[Stored data]
□ □ □ □ □

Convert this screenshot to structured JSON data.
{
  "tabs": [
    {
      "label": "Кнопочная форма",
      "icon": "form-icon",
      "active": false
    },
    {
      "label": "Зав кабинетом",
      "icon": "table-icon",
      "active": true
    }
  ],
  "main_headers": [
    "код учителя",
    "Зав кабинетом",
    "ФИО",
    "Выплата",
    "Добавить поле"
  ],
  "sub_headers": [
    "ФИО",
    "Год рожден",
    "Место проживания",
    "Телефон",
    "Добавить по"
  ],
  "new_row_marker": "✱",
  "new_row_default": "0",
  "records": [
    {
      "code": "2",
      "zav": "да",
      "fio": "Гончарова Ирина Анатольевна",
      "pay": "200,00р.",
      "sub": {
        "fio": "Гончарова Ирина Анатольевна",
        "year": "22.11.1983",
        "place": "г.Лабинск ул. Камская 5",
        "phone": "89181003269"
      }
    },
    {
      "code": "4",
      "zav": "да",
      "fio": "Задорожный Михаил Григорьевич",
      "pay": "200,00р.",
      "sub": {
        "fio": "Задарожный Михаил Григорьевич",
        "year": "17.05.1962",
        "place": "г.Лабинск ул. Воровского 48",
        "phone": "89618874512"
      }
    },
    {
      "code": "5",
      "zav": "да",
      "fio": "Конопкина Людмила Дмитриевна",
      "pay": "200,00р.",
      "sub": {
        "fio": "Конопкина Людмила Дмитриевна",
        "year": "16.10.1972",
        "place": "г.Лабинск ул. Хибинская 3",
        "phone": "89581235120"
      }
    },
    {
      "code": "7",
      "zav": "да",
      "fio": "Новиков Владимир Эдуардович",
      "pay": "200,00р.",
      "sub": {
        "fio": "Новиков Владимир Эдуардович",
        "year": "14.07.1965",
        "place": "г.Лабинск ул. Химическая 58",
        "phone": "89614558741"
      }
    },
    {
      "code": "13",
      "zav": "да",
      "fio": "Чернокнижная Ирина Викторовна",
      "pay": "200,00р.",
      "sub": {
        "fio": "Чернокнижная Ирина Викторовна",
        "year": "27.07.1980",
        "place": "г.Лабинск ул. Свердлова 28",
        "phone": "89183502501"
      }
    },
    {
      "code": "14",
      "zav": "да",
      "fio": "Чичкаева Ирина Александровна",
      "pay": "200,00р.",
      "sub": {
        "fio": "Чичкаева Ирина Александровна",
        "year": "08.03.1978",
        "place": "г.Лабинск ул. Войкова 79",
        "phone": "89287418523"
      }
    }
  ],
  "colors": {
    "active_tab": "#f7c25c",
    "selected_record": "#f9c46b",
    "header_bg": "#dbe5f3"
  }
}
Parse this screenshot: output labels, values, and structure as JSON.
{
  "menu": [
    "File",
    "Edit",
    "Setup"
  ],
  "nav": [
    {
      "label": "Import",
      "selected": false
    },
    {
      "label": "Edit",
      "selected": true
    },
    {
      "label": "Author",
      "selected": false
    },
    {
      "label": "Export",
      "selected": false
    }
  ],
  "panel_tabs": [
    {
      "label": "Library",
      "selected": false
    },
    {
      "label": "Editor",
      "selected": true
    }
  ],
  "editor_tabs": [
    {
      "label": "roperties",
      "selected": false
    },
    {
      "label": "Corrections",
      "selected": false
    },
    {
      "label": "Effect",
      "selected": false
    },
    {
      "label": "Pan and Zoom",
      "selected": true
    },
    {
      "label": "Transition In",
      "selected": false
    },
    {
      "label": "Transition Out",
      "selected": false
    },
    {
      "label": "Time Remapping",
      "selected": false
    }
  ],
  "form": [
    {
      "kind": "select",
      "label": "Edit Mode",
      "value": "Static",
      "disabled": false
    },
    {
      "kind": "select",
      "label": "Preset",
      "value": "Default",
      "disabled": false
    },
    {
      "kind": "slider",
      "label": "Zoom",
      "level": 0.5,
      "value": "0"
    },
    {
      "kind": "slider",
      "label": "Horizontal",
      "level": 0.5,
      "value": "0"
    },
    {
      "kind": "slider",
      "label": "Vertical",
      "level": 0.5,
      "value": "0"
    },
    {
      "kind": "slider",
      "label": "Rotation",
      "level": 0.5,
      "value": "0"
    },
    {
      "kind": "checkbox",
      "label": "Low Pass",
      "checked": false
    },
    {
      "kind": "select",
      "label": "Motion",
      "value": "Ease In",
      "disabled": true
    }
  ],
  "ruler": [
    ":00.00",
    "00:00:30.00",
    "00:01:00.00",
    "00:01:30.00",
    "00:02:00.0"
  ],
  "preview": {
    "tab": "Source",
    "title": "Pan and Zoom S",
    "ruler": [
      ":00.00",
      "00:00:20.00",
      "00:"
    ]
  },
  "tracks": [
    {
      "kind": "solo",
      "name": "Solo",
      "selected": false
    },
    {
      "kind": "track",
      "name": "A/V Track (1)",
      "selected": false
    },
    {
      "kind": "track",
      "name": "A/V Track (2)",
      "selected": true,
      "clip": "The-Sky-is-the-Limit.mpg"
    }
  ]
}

□ □ □ □ □

* [Exercise aim]: Reproduce the data shown above exactly.

* [Solved exercise]:
Convert this screenshot to structured JSON data.
{
  "tabs": [
    {
      "label": "Кнопочная форма",
      "icon": "form-icon",
      "active": false
    },
    {
      "label": "Зав кабинетом",
      "icon": "table-icon",
      "active": true
    }
  ],
  "main_headers": [
    "код учителя",
    "Зав кабинетом",
    "ФИО",
    "Выплата",
    "Добавить поле"
  ],
  "sub_headers": [
    "ФИО",
    "Год рожден",
    "Место проживания",
    "Телефон",
    "Добавить по"
  ],
  "new_row_marker": "✱",
  "new_row_default": "0",
  "records": [
    {
      "code": "2",
      "zav": "да",
      "fio": "Гончарова Ирина Анатольевна",
      "pay": "200,00р.",
      "sub": {
        "fio": "Гончарова Ирина Анатольевна",
        "year": "22.11.1983",
        "place": "г.Лабинск ул. Камская 5",
        "phone": "89181003269"
      }
    },
    {
      "code": "4",
      "zav": "да",
      "fio": "Задорожный Михаил Григорьевич",
      "pay": "200,00р.",
      "sub": {
        "fio": "Задарожный Михаил Григорьевич",
        "year": "17.05.1962",
        "place": "г.Лабинск ул. Воровского 48",
        "phone": "89618874512"
      }
    },
    {
      "code": "5",
      "zav": "да",
      "fio": "Конопкина Людмила Дмитриевна",
      "pay": "200,00р.",
      "sub": {
        "fio": "Конопкина Людмила Дмитриевна",
        "year": "16.10.1972",
        "place": "г.Лабинск ул. Хибинская 3",
        "phone": "89581235120"
      }
    },
    {
      "code": "7",
      "zav": "да",
      "fio": "Новиков Владимир Эдуардович",
      "pay": "200,00р.",
      "sub": {
        "fio": "Новиков Владимир Эдуардович",
        "year": "14.07.1965",
        "place": "г.Лабинск ул. Химическая 58",
        "phone": "89614558741"
      }
    },
    {
      "code": "13",
      "zav": "да",
      "fio": "Чернокнижная Ирина Викторовна",
      "pay": "200,00р.",
      "sub": {
        "fio": "Чернокнижная Ирина Викторовна",
        "year": "27.07.1980",
        "place": "г.Лабинск ул. Свердлова 28",
        "phone": "89183502501"
      }
    },
    {
      "code": "14",
      "zav": "да",
      "fio": "Чичкаева Ирина Александровна",
      "pay": "200,00р.",
      "sub": {
        "fio": "Чичкаева Ирина Александровна",
        "year": "08.03.1978",
        "place": "г.Лабинск ул. Войкова 79",
        "phone": "89287418523"
      }
    }
  ],
  "colors": {
    "active_tab": "#f7c25c",
    "selected_record": "#f9c46b",
    "header_bg": "#dbe5f3"
  }
}
Parse this screenshot: output labels, values, and structure as JSON.
{
  "menu": [
    "File",
    "Edit",
    "Setup"
  ],
  "nav": [
    {
      "label": "Import",
      "selected": false
    },
    {
      "label": "Edit",
      "selected": true
    },
    {
      "label": "Author",
      "selected": false
    },
    {
      "label": "Export",
      "selected": false
    }
  ],
  "panel_tabs": [
    {
      "label": "Library",
      "selected": false
    },
    {
      "label": "Editor",
      "selected": true
    }
  ],
  "editor_tabs": [
    {
      "label": "roperties",
      "selected": false
    },
    {
      "label": "Corrections",
      "selected": false
    },
    {
      "label": "Effect",
      "selected": false
    },
    {
      "label": "Pan and Zoom",
      "selected": true
    },
    {
      "label": "Transition In",
      "selected": false
    },
    {
      "label": "Transition Out",
      "selected": false
    },
    {
      "label": "Time Remapping",
      "selected": false
    }
  ],
  "form": [
    {
      "kind": "select",
      "label": "Edit Mode",
      "value": "Static",
      "disabled": false
    },
    {
      "kind": "select",
      "label": "Preset",
      "value": "Default",
      "disabled": false
    },
    {
      "kind": "slider",
      "label": "Zoom",
      "level": 0.5,
      "value": "0"
    },
    {
      "kind": "slider",
      "label": "Horizontal",
      "level": 0.5,
      "value": "0"
    },
    {
      "kind": "slider",
      "label": "Vertical",
      "level": 0.5,
      "value": "0"
    },
    {
      "kind": "slider",
      "label": "Rotation",
      "level": 0.5,
      "value": "0"
    },
    {
      "kind": "checkbox",
      "label": "Low Pass",
      "checked": false
    },
    {
      "kind": "select",
      "label": "Motion",
      "value": "Ease In",
      "disabled": true
    }
  ],
  "ruler": [
    ":00.00",
    "00:00:30.00",
    "00:01:00.00",
    "00:01:30.00",
    "00:02:00.0"
  ],
  "preview": {
    "tab": "Source",
    "title": "Pan and Zoom S",
    "ruler": [
      ":00.00",
      "00:00:20.00",
      "00:"
    ]
  },
  "tracks": [
    {
      "kind": "solo",
      "name": "Solo",
      "selected": false
    },
    {
      "kind": "track",
      "name": "A/V Track (1)",
      "selected": false
    },
    {
      "kind": "track",
      "name": "A/V Track (2)",
      "selected": true,
      "clip": "The-Sky-is-the-Limit.mpg"
    }
  ]
}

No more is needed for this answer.